§ TEXT BLOCK
▬▬▬▬▬▬▬▬▬▬
Beacon National Insurance Co. v. Glaze

114 S.W.3d 1 | Tex. App. | 2003

114 S.W.3d 1 (2003)

BEACON NATIONAL INSURANCE COMPANY, Appellant,
v.
Bob GLAZE and Jean Glaze, Appellees.

No. 12-02-00212-CV.

Court of Appeals of Texas, Tyler.

March 31, 2003.

*2 Gage A. Waggoner, Louis J. Sandbote, P.C., Dallas, for appellant.

Terri W. Griffith, for appellee.

Panel consisted of WORTHEN, C.J., and GRIFFITH, J.

JAMES T. WORTHEN, Chief Justice.

Appellant and Cross-Appellee Beacon National Insurance Company ("Beacon") appeals from the trial court's judgment awarding Bob and Jean Glaze (the "Glazes") damages in the amount of $5,875.00 and prejudgment interest in the amount of $4,142.53. In two issues, Beacon asserts the trial court erred in awarding damages and pre-judgment interest. In one issue, the Glazes as Cross-Appellants contend that the trial court erred in refusing to award them attorney's fees. We affirm.
▬▬▬▬▬▬▬▬▬▬
§ REQUIREMENTS
**A.** Copy the Beacon v. Glaze court opinion from "Beacon National Insurance Co." to "No. 12-02-00212-CV.", replacing "Co." with "Company".
**B.** Answer these questions about the Beacon v. Glaze court opinion:
(i) Which court decided the case?
(ii) On what date was it decided?
(iii) How much prejudgment interest did the trial court award the Glazes?
**C.** Can you continue the Beacon v. Glaze court opinion from where it stops?

§ MATERIAL PROVIDED
▬▬▬▬▬▬▬▬▬▬
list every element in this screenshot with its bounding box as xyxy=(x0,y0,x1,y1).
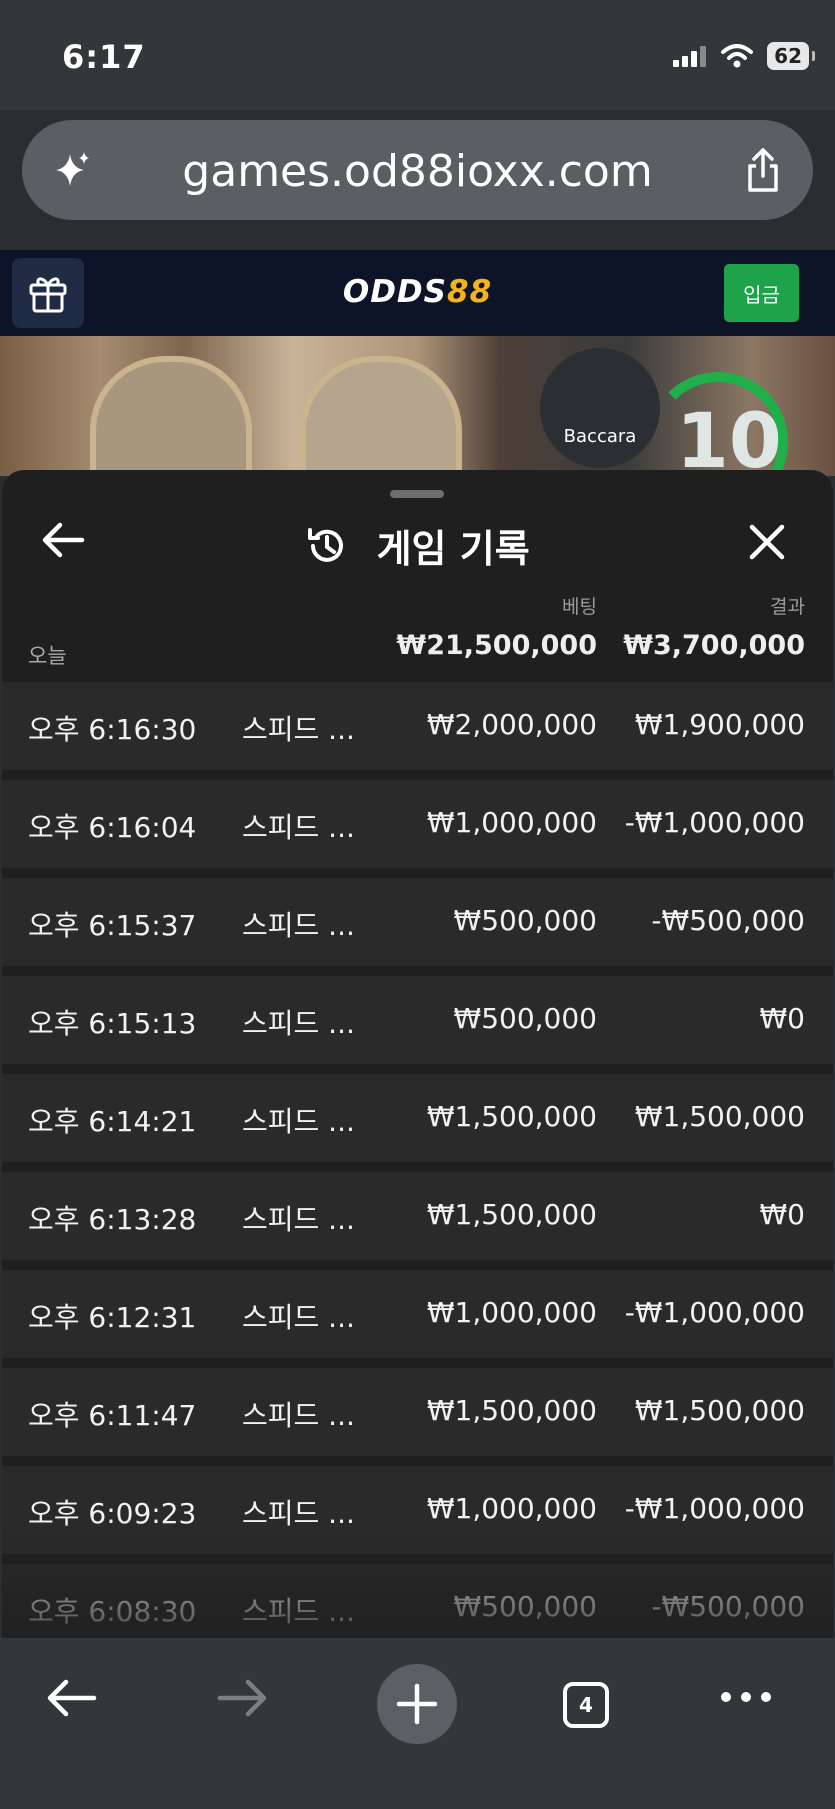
▬▬▬▬▬▬▬▬▬▬
§ ANSWER LIST
**A.**
Beacon National Insurance Company v. Glaze

114 S.W.3d 1 | Tex. App. | 2003

114 S.W.3d 1 (2003)

BEACON NATIONAL INSURANCE COMPANY, Appellant,
v.
Bob GLAZE and Jean Glaze, Appellees.

No. 12-02-00212-CV.

**B.**
(i) The Court of Appeals of Texas, Tyler.
(ii) March 31, 2003.
(iii) $4,142.53.

**C.**
FACTUAL AND PROCEDURAL BACKGROUND

On February 11, 1993, the Glazes' home of thirty-three years burned to the ground. Beacon paid the Glazes the policy limits of $70,000.00 for the loss of their structure and $42,000.00 for the loss of personal property. However, Beacon and the Glazes failed to reach an agreement on the amount the Glazes were to be paid under the "additional living expense" section of their Texas Standard Farm and Ranch Owners Policy ("the Policy"), which states:

ADDITIONAL LIVING EXPENSE— If loss resulting from any of the Perils Insured Against hereunder renders the property insured under Coverage A— Dwelling wholly or partially untenantable, the Company agrees to pay, not to exceed 20% of the Limit of Liability applicable to the described dwelling, as additional insurance the necessary and reasonable increase in living expense to continue as nearly as practicable the *3 normal standard of living of the insured's household caused by such untenantability.
Loss hereunder shall be computed commencing with the date of loss and extend for (but not limited by the expiration of this policy) the time required, with the exercise of due diligence and dispatch, to repair or replace such damaged or destroyed property, but it shall not extend beyond the time required for the Insured's household to become settled in permanent quarters.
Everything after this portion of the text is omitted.